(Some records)
● ● ● ● ●
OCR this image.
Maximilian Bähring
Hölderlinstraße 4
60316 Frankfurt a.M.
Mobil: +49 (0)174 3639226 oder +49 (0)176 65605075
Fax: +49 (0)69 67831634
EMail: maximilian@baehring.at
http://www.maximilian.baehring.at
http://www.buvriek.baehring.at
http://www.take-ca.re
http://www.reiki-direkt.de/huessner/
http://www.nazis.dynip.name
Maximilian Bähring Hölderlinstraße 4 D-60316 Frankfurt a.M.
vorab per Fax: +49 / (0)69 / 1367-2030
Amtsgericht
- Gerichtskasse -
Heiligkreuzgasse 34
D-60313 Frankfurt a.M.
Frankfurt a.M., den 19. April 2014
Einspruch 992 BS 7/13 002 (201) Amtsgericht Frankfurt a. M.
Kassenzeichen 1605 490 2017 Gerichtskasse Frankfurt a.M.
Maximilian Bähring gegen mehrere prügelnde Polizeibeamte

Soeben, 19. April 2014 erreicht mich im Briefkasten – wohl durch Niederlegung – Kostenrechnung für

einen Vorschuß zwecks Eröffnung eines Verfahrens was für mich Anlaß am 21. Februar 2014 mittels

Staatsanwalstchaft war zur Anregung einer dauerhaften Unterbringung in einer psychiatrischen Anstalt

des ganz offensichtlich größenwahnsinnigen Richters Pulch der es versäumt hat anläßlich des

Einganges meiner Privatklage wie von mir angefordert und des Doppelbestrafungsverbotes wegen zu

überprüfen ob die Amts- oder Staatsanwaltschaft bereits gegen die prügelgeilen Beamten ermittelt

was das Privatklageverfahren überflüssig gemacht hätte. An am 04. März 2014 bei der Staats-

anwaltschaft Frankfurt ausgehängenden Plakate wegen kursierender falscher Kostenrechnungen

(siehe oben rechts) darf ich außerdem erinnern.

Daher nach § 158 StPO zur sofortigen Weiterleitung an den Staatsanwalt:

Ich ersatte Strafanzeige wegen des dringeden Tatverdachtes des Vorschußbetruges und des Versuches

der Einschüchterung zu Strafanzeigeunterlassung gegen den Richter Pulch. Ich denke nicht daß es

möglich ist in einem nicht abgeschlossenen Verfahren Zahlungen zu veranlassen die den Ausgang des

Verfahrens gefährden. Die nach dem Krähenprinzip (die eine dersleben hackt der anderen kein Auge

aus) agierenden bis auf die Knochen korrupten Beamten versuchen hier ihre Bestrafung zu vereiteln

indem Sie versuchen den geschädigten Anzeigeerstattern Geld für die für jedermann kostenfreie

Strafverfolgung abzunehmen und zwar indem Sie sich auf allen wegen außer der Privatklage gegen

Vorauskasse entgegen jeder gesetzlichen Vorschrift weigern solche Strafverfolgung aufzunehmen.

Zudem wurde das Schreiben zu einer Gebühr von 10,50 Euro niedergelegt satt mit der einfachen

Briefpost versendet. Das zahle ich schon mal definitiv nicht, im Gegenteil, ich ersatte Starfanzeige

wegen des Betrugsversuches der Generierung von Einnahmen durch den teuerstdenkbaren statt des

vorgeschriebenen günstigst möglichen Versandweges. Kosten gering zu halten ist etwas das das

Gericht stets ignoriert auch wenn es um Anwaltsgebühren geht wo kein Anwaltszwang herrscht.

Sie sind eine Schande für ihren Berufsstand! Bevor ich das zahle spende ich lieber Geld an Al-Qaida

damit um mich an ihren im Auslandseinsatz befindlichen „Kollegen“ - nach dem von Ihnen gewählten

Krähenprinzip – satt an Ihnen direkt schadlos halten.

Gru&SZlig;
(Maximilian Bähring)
● ● ● ● ●
▶ [Your instructions] Identify all lines in the records above with the word "Amtsgericht".

▶ [Solution to this exercise]
Amtsgericht
Einspruch 992 BS 7/13 002 (201) Amtsgericht Frankfurt a. M.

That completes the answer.